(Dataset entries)

★ ★ ★ ★ ★

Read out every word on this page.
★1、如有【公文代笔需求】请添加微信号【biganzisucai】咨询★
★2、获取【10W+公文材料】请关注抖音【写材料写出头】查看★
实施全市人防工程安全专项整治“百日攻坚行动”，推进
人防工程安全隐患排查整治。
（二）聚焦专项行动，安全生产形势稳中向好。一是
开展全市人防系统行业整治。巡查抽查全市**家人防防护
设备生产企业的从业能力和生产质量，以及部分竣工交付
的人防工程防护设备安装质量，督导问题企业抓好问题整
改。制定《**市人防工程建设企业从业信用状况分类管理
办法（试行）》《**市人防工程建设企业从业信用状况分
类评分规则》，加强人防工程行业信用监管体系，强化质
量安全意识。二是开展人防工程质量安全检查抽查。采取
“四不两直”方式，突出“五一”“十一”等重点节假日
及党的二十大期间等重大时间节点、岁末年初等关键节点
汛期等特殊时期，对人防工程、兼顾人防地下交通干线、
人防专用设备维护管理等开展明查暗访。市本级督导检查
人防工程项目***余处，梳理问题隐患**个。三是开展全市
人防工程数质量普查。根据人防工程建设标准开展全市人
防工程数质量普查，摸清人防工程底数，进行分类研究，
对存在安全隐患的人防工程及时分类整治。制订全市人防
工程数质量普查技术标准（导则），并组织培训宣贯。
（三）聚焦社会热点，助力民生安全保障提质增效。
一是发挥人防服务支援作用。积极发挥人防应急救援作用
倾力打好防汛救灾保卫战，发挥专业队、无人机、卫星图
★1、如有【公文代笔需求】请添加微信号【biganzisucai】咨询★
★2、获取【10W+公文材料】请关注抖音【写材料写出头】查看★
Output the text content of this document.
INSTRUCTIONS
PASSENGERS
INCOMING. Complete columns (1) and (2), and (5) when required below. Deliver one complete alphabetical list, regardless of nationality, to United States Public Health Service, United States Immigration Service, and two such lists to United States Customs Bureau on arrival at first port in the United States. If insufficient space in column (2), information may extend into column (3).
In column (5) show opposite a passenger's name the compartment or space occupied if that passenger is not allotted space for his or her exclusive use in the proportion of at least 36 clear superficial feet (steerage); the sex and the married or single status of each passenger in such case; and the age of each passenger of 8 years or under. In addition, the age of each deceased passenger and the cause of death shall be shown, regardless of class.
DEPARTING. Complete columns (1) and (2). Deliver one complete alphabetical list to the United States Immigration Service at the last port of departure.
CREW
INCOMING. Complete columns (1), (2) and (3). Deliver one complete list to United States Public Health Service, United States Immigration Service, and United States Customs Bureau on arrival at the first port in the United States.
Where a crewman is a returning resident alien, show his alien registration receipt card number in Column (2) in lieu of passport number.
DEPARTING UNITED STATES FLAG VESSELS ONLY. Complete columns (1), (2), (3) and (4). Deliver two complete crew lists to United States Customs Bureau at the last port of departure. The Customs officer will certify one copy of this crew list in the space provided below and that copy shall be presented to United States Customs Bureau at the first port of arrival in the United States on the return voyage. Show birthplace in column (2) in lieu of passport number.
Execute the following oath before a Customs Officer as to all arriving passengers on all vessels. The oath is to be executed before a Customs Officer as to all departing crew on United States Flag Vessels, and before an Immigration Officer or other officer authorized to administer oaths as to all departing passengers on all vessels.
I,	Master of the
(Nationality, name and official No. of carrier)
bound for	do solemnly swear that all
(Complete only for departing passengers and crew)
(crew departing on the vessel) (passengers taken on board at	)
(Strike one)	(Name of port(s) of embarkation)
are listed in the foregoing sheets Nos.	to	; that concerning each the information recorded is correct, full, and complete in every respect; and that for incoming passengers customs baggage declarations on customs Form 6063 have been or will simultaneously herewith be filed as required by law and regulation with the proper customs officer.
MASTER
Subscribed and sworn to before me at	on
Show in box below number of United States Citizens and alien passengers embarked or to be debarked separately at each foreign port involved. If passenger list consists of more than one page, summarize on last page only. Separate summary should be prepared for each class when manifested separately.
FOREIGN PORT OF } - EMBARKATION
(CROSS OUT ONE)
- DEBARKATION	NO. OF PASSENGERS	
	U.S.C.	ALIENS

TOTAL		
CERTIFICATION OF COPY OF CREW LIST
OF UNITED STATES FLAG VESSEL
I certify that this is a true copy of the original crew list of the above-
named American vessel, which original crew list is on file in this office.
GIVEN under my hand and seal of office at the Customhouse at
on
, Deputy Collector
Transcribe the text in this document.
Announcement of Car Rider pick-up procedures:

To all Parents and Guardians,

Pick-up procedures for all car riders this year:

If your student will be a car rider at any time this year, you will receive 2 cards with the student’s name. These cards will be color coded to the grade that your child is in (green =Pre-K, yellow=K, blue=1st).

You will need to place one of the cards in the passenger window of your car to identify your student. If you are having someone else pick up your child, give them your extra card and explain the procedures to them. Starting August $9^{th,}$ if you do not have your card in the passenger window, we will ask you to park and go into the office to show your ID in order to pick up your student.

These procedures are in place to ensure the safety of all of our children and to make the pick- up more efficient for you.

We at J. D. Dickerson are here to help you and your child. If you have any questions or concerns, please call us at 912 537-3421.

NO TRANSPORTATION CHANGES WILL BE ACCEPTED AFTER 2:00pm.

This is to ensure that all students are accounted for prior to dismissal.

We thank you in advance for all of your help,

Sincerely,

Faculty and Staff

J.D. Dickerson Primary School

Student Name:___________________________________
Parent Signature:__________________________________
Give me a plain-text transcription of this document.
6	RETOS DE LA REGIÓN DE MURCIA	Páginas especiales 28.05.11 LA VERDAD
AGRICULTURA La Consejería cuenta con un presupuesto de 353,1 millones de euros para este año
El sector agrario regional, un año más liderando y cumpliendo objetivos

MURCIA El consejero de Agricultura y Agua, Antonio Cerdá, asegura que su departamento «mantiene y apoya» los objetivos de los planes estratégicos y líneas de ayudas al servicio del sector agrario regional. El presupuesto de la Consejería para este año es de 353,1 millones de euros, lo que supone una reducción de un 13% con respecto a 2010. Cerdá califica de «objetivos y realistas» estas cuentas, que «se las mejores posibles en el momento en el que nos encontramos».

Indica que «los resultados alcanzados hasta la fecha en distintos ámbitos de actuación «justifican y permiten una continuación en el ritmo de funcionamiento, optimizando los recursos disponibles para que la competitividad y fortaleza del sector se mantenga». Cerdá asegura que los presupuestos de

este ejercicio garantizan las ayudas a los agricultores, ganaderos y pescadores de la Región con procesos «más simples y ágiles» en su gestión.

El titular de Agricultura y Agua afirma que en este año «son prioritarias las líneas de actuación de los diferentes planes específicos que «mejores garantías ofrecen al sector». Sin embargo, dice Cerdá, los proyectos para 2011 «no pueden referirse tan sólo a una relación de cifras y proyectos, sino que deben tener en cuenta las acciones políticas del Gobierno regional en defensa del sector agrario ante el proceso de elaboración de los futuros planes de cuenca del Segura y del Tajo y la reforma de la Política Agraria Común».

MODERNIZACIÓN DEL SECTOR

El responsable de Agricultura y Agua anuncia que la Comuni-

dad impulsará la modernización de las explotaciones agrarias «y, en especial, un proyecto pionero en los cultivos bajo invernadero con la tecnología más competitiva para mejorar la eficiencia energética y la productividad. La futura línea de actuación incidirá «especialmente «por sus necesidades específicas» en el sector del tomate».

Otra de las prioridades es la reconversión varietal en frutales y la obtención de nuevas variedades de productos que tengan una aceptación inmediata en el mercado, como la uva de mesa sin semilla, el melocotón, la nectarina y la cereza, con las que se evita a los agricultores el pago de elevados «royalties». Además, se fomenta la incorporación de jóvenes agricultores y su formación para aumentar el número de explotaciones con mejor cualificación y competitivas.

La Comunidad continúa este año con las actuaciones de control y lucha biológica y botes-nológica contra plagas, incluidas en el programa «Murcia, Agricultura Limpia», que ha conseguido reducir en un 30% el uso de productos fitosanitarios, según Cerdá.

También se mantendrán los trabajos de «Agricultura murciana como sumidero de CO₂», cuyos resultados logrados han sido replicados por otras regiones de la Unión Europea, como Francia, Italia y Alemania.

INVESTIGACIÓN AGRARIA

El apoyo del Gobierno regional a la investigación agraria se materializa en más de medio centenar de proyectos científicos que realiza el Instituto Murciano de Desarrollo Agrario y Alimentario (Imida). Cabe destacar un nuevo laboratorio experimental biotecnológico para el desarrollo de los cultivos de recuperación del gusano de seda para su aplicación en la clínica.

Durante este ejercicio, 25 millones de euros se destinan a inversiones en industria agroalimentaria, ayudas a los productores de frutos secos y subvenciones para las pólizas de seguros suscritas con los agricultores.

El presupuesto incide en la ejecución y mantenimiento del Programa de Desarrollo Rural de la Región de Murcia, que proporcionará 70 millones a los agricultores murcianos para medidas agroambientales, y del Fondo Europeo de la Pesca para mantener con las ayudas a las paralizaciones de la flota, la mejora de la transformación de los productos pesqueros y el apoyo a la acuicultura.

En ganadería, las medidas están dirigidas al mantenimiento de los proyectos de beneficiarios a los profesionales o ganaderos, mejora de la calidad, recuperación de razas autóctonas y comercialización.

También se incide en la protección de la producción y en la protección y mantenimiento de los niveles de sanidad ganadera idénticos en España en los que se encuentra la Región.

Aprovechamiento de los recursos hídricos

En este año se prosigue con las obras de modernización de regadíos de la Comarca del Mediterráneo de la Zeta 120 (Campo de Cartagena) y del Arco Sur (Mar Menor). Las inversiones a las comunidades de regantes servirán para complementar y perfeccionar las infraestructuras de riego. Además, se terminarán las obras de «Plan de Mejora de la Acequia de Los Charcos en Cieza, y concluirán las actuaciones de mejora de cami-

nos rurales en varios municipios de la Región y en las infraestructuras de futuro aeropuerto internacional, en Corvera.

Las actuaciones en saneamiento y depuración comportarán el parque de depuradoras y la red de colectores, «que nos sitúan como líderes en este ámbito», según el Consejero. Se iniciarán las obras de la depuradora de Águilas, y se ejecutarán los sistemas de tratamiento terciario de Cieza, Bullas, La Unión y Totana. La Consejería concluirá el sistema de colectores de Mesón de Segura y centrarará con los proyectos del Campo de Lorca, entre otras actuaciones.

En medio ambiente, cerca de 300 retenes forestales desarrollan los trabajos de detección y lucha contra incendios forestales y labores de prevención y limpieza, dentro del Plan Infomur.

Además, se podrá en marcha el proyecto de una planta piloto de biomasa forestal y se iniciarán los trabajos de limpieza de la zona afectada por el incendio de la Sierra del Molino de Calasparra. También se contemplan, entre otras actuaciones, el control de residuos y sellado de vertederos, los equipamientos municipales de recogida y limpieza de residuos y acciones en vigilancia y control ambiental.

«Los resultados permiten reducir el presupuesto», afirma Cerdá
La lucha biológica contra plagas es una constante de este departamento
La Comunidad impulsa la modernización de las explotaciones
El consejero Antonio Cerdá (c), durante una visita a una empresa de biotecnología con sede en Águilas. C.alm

★ ★ ★ ★ ★

◆ **TASK OBJECTIVE**
Copy in full each line that holds the word "page".

◆ **WRITTEN SOLUTION**
Read out every word on this page.
Show in box below number of United States Citizens and alien passengers embarked or to be debarked separately at each foreign port involved. If passenger list consists of more than one page, summarize on last page only. Separate summary should be prepared for each class when manifested separately.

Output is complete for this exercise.